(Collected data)
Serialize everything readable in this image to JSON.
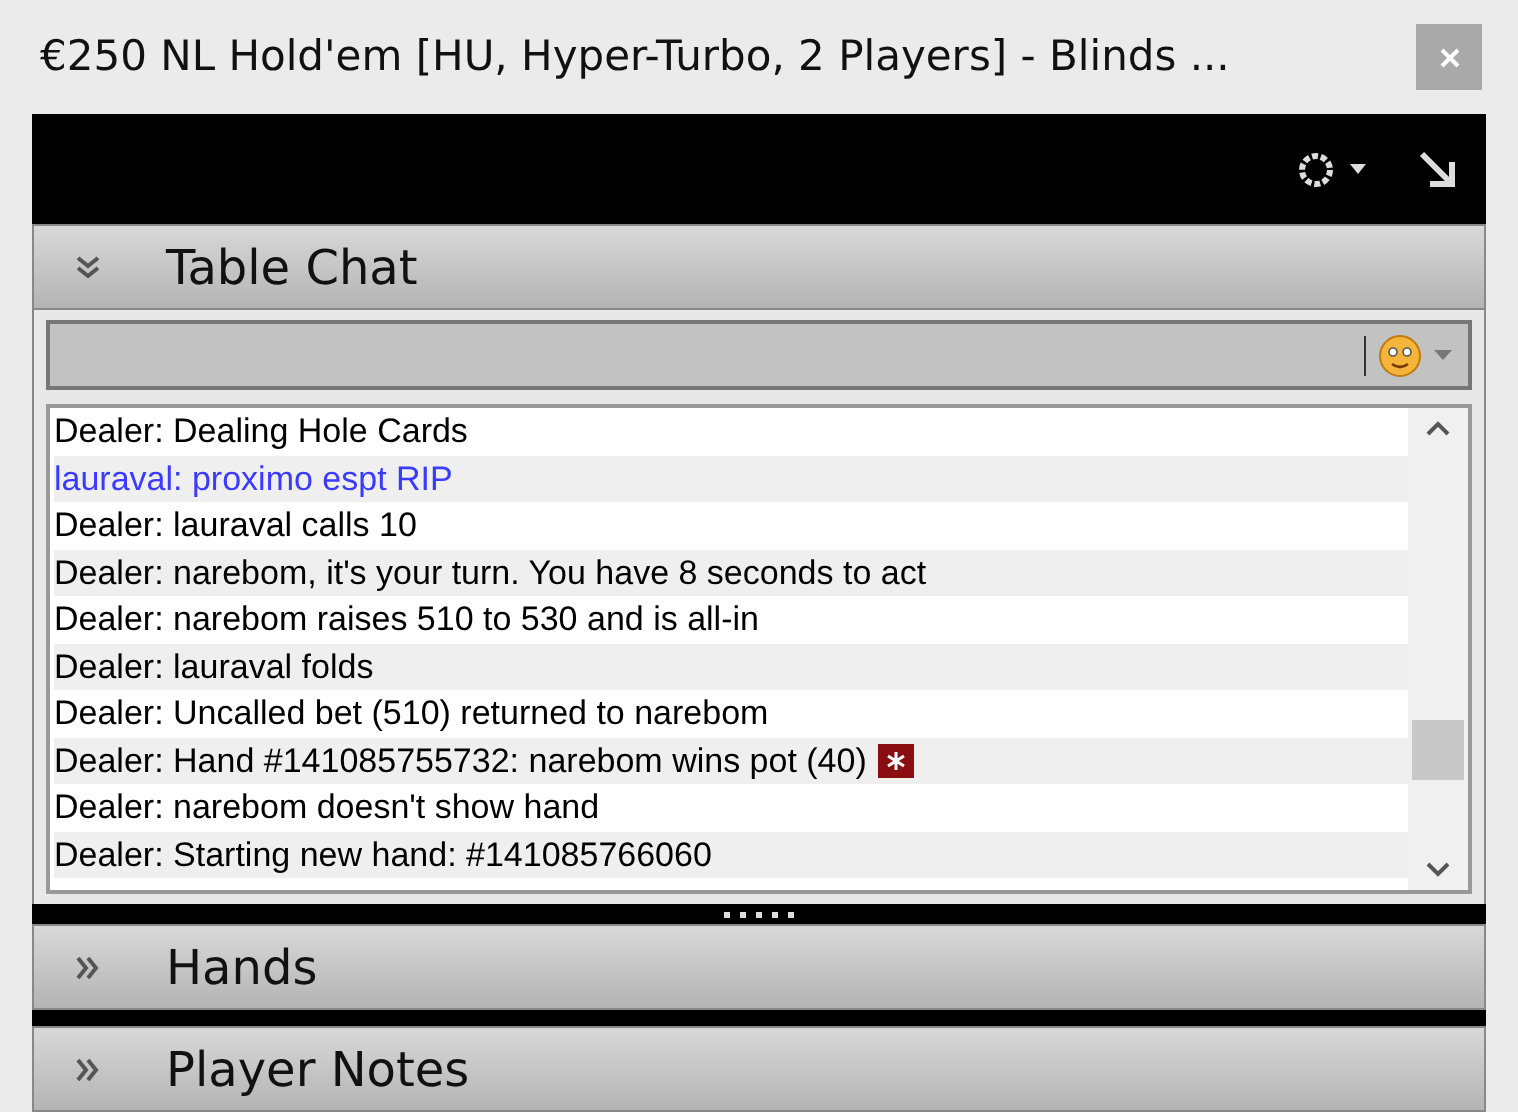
{
  "window": {
    "title": "€250 NL Hold'em [HU, Hyper-Turbo, 2 Players] - Blinds ..."
  },
  "sections": [
    {
      "title": "Table Chat",
      "expanded": true
    },
    {
      "title": "Hands",
      "expanded": false
    },
    {
      "title": "Player Notes",
      "expanded": false
    }
  ],
  "chat": {
    "messages": [
      {
        "kind": "dealer",
        "text": "Dealer: Dealing Hole Cards"
      },
      {
        "kind": "player",
        "text": "lauraval: proximo espt RIP"
      },
      {
        "kind": "dealer",
        "text": "Dealer: lauraval calls 10"
      },
      {
        "kind": "dealer",
        "text": "Dealer: narebom, it's your turn. You have 8 seconds to act"
      },
      {
        "kind": "dealer",
        "text": "Dealer: narebom raises 510 to 530 and is all-in"
      },
      {
        "kind": "dealer",
        "text": "Dealer: lauraval folds"
      },
      {
        "kind": "dealer",
        "text": "Dealer: Uncalled bet (510) returned to narebom"
      },
      {
        "kind": "dealer",
        "text": "Dealer: Hand #141085755732: narebom wins pot (40)",
        "hand_icon": true
      },
      {
        "kind": "dealer",
        "text": "Dealer: narebom doesn't show hand"
      },
      {
        "kind": "dealer",
        "text": "Dealer: Starting new hand: #141085766060"
      }
    ]
  }
}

**Task**:
What is the number of lines in the listing above that contain the string "title"? Give only the number.

**Task solution**:
4